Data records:
────────────────────────────────────────

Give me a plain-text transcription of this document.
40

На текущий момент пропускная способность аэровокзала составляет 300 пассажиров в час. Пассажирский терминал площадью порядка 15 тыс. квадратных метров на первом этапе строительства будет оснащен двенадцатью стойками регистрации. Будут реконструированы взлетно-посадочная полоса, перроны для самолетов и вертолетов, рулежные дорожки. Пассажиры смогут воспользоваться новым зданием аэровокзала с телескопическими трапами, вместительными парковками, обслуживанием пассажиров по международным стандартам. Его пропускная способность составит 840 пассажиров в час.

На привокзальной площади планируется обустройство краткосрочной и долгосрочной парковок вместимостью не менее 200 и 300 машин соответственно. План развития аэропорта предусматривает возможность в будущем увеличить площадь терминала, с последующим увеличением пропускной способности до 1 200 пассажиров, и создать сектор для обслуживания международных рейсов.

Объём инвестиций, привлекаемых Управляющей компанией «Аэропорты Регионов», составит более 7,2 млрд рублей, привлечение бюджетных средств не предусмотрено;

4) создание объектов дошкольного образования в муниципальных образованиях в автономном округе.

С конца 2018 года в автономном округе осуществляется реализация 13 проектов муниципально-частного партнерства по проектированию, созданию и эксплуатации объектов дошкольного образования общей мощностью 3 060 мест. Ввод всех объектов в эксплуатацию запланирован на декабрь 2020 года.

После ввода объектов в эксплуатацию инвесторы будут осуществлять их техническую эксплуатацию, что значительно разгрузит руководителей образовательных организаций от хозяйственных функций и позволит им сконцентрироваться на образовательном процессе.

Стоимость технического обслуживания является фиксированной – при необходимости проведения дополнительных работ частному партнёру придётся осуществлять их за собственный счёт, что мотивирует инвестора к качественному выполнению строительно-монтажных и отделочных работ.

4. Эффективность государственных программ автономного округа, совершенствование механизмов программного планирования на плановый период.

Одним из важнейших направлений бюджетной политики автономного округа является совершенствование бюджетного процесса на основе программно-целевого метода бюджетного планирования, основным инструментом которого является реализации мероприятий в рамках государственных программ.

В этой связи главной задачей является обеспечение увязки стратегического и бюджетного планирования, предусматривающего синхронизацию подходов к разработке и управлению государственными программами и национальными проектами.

────────────────────────────────────────

- [WHAT YOU SHOULD DO] Look through the entries above and list every line containing "бюджетного".

- [REPLY]
Одним из важнейших направлений бюджетной политики автономного округа является совершенствование бюджетного процесса на основе программно-целевого метода бюджетного планирования, основным инструментом которого является реализации мероприятий в рамках государственных программ.
В этой связи главной задачей является обеспечение увязки стратегического и бюджетного планирования, предусматривающего синхронизацию подходов к разработке и управлению государственными программами и национальными проектами.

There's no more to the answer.